__Records for this exercise__.
^^^^^^^^^^^^^^^^
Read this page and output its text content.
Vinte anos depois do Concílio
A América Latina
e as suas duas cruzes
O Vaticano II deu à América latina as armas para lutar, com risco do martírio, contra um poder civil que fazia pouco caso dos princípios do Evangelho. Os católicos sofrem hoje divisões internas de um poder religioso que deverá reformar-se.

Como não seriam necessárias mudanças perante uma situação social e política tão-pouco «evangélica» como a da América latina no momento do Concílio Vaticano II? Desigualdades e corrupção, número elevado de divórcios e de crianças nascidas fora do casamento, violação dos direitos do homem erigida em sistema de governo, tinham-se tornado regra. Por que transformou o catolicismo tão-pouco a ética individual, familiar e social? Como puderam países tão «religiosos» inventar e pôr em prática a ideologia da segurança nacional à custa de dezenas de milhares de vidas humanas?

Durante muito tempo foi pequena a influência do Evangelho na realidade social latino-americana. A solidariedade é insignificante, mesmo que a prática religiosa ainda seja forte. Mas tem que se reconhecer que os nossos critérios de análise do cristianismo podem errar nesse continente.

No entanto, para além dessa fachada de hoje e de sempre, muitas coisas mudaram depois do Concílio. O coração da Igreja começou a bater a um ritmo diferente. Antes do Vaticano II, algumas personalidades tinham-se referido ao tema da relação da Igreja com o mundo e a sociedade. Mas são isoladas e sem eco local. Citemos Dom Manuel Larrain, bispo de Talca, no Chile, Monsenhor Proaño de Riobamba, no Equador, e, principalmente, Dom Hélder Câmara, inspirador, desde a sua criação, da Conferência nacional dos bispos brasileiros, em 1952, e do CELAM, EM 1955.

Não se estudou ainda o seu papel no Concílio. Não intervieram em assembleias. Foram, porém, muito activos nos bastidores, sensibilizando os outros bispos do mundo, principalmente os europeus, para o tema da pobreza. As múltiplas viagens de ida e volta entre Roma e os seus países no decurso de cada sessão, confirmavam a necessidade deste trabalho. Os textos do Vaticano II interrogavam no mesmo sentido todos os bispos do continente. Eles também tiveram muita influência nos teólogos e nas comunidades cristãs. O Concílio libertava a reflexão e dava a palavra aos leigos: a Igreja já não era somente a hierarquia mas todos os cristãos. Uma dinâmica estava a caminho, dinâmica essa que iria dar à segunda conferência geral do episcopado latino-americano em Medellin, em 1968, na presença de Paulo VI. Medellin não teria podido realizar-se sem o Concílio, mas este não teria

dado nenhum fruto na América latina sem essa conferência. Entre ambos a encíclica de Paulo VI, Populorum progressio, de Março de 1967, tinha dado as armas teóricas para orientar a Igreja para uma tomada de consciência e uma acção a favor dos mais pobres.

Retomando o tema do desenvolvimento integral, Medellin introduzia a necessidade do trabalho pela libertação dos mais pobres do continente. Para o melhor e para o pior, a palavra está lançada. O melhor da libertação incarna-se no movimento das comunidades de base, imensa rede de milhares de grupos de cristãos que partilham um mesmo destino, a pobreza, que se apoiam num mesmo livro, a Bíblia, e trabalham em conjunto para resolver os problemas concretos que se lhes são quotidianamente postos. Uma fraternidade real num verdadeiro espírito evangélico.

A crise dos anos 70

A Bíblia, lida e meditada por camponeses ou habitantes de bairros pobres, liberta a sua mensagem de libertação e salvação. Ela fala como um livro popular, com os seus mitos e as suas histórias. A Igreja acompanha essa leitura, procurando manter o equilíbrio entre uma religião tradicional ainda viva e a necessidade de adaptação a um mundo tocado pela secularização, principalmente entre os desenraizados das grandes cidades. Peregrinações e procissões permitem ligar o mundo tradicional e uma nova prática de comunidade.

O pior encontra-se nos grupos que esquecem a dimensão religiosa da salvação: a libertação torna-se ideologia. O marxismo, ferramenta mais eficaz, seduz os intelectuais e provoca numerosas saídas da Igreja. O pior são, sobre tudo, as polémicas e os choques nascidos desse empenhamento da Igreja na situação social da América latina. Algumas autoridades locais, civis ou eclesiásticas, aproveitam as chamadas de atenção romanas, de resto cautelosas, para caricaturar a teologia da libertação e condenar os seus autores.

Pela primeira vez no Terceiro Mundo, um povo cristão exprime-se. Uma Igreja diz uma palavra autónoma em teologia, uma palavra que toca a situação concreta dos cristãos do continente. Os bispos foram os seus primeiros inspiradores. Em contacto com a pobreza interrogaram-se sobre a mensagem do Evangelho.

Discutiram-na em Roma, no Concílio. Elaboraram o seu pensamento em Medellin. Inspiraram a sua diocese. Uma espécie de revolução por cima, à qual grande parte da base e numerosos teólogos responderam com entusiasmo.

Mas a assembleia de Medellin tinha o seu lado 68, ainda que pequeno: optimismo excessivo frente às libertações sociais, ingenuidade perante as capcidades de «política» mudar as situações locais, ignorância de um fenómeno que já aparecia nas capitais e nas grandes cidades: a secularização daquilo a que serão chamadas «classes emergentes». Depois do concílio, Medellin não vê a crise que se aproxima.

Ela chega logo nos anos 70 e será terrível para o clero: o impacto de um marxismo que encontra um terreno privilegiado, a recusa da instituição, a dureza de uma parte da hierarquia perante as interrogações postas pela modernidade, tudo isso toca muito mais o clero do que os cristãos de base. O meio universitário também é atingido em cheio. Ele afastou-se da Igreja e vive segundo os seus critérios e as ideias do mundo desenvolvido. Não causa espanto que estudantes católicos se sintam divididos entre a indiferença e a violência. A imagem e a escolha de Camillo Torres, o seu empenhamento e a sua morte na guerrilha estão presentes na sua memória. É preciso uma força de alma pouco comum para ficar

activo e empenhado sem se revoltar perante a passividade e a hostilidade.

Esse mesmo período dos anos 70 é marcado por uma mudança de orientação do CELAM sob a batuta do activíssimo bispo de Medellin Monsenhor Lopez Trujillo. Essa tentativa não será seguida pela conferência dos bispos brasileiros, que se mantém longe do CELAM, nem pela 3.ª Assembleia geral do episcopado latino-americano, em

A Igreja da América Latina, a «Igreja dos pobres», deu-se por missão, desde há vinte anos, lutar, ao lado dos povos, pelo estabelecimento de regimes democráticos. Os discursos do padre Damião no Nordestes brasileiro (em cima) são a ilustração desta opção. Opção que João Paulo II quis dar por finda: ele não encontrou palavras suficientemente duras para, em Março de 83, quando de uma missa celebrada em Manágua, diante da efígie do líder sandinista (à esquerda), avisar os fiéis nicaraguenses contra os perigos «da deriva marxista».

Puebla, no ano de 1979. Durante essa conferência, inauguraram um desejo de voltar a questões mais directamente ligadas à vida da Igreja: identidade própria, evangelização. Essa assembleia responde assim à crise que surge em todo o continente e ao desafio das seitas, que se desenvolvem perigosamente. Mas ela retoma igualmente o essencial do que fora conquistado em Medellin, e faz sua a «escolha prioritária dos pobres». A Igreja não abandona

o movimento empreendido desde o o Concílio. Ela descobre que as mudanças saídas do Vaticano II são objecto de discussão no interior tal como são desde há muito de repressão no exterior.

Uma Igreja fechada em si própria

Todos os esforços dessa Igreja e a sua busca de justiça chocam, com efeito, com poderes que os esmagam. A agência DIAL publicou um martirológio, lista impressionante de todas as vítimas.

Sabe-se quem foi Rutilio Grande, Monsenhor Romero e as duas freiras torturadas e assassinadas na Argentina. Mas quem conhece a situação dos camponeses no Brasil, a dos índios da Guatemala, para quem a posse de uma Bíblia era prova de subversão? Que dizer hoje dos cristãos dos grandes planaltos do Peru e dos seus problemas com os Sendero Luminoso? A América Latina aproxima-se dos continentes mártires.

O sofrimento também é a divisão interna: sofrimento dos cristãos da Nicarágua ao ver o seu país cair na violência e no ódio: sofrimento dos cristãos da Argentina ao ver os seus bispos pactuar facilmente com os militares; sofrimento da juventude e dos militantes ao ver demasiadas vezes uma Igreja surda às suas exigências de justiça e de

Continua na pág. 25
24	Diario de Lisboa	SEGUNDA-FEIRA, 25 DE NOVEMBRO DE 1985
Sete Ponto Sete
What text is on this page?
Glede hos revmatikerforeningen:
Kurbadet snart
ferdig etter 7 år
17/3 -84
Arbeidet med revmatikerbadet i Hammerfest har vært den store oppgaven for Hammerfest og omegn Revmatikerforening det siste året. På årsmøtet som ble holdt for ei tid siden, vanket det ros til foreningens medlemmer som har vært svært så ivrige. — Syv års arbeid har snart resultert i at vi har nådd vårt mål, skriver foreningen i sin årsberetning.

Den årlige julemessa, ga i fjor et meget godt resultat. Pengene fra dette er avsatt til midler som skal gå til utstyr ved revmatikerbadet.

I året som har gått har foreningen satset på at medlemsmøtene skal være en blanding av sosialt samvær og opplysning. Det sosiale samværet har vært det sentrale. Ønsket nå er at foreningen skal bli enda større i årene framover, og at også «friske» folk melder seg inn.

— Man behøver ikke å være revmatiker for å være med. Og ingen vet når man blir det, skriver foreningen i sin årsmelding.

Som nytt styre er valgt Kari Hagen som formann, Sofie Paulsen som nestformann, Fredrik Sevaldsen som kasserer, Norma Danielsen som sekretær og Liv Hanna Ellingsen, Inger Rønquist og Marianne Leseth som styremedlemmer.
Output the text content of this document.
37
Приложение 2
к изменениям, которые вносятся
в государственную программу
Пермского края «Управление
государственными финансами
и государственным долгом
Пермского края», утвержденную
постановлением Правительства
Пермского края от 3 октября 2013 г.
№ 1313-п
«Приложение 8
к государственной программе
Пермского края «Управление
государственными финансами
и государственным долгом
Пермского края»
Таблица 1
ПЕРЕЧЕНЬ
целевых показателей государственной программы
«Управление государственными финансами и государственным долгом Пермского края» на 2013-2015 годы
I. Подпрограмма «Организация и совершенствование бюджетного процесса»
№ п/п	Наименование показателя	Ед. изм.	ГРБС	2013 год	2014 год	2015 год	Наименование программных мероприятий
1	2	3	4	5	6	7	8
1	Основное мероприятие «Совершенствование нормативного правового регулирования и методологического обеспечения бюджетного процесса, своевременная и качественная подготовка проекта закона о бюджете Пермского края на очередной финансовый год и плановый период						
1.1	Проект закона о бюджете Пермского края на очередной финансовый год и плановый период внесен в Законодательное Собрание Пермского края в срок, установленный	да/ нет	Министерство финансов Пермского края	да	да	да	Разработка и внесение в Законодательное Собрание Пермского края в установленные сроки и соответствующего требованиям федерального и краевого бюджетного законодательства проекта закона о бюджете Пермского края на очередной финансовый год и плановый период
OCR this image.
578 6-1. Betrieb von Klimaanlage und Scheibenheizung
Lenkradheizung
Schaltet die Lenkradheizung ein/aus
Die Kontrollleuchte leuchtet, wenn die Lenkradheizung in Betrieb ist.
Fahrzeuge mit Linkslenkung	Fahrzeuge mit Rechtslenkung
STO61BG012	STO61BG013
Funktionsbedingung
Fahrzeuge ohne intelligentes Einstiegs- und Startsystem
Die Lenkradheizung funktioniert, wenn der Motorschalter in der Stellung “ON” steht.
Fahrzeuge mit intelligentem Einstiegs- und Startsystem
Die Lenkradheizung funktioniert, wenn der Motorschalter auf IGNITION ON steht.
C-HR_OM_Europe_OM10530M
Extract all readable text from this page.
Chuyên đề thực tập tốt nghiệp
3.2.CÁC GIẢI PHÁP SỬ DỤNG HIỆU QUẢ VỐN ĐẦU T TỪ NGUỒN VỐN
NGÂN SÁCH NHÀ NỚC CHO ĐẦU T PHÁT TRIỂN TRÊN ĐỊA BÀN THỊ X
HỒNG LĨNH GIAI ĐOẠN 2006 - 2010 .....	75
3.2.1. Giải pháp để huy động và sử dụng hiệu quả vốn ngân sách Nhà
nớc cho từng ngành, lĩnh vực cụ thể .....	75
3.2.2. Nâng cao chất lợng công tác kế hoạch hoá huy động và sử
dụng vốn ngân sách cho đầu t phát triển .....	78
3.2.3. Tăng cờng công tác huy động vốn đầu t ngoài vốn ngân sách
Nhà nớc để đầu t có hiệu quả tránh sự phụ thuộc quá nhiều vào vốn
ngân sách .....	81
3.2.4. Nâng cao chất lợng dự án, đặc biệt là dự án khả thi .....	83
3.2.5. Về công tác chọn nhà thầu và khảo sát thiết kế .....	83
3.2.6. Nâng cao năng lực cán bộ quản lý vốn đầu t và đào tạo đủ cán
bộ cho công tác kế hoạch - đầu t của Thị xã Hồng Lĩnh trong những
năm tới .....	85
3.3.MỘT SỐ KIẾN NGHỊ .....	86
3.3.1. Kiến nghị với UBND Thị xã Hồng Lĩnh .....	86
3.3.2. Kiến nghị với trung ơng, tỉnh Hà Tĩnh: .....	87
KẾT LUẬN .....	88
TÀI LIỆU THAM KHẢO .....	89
^^^^^^^^^^^^^^^^
__Written instruction__. Find each line in the records holding the string "snart" and show it.

__Task solution__.
Kurbadet snart
Arbeidet med revmatikerbadet i Hammerfest har vært den store oppgaven for Hammerfest og omegn Revmatikerforening det siste året. På årsmøtet som ble holdt for ei tid siden, vanket det ros til foreningens medlemmer som har vært svært så ivrige. — Syv års arbeid har snart resultert i at vi har nådd vårt mål, skriver foreningen i sin årsberetning.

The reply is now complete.